= Task objective =
From the entries that follow, gather each line holding the word "cause".

= Information given =
• • • • •

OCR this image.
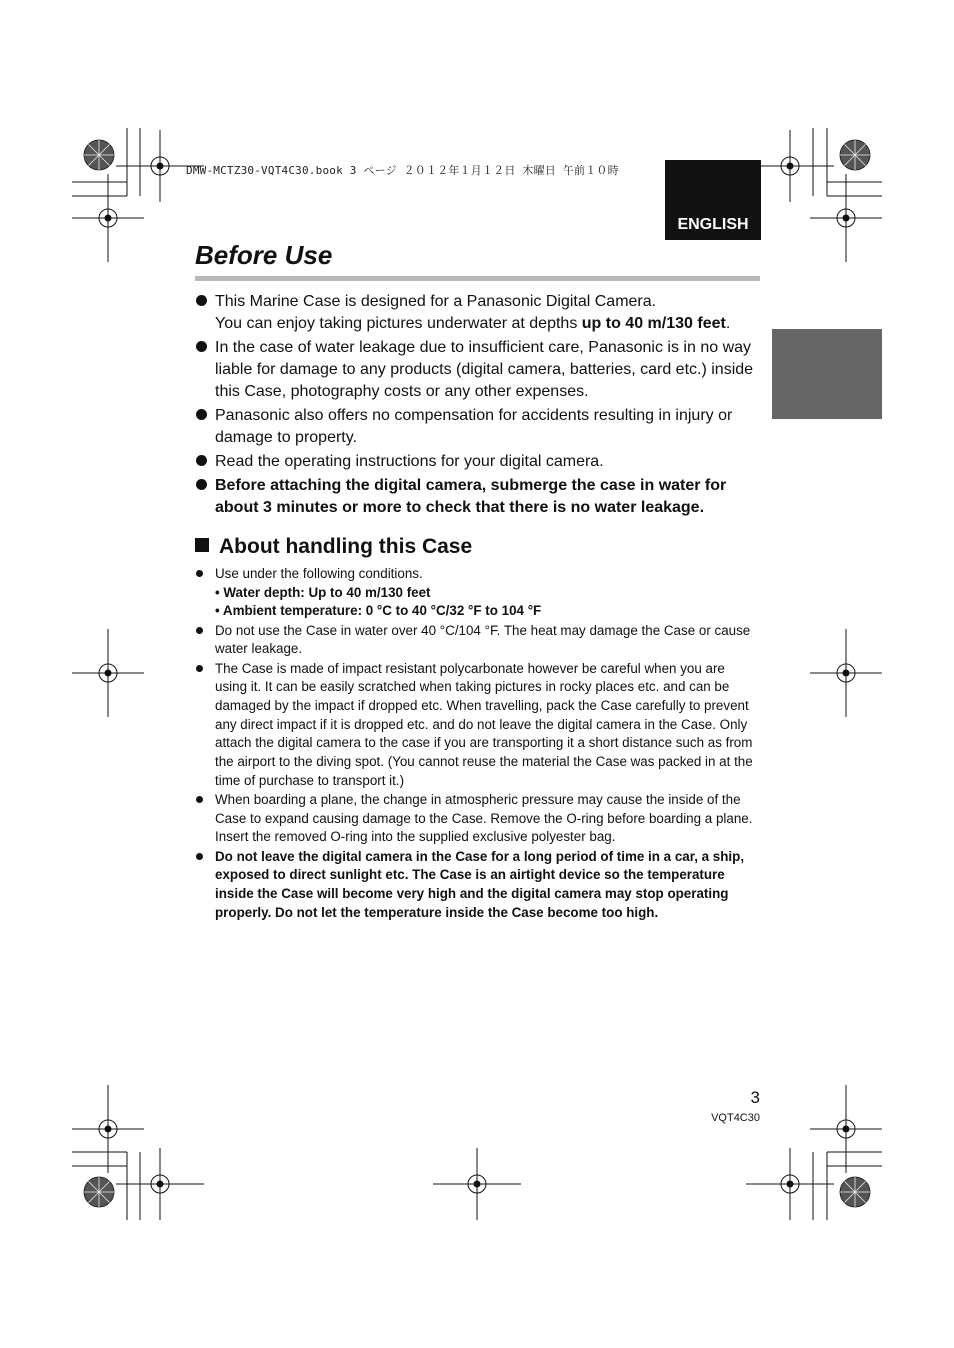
DMW-MCTZ30-VQT4C30.book 3 ページ ２０１２年１月１２日 木曜日 午前１０時
ENGLISH
Before Use
This Marine Case is designed for a Panasonic Digital Camera.
You can enjoy taking pictures underwater at depths up to 40 m/130 feet.
In the case of water leakage due to insufficient care, Panasonic is in no way liable for damage to any products (digital camera, batteries, card etc.) inside this Case, photography costs or any other expenses.
Panasonic also offers no compensation for accidents resulting in injury or damage to property.
Read the operating instructions for your digital camera.
Before attaching the digital camera, submerge the case in water for about 3 minutes or more to check that there is no water leakage.
About handling this Case
Use under the following conditions.
• Water depth: Up to 40 m/130 feet
• Ambient temperature: 0 °C to 40 °C/32 °F to 104 °F
Do not use the Case in water over 40 °C/104 °F. The heat may damage the Case or cause water leakage.
The Case is made of impact resistant polycarbonate however be careful when you are using it. It can be easily scratched when taking pictures in rocky places etc. and can be damaged by the impact if dropped etc. When travelling, pack the Case carefully to prevent any direct impact if it is dropped etc. and do not leave the digital camera in the Case. Only attach the digital camera to the case if you are transporting it a short distance such as from the airport to the diving spot. (You cannot reuse the material the Case was packed in at the time of purchase to transport it.)
When boarding a plane, the change in atmospheric pressure may cause the inside of the Case to expand causing damage to the Case. Remove the O-ring before boarding a plane.
Insert the removed O-ring into the supplied exclusive polyester bag.
Do not leave the digital camera in the Case for a long period of time in a car, a ship, exposed to direct sunlight etc. The Case is an airtight device so the temperature inside the Case will become very high and the digital camera may stop operating properly. Do not let the temperature inside the Case become too high.
3
VQT4C30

• • • • •

= Output of the exercise =
Do not use the Case in water over 40 °C/104 °F. The heat may damage the Case or cause water leakage.
When boarding a plane, the change in atmospheric pressure may cause the inside of the Case to expand causing damage to the Case. Remove the O-ring before boarding a plane.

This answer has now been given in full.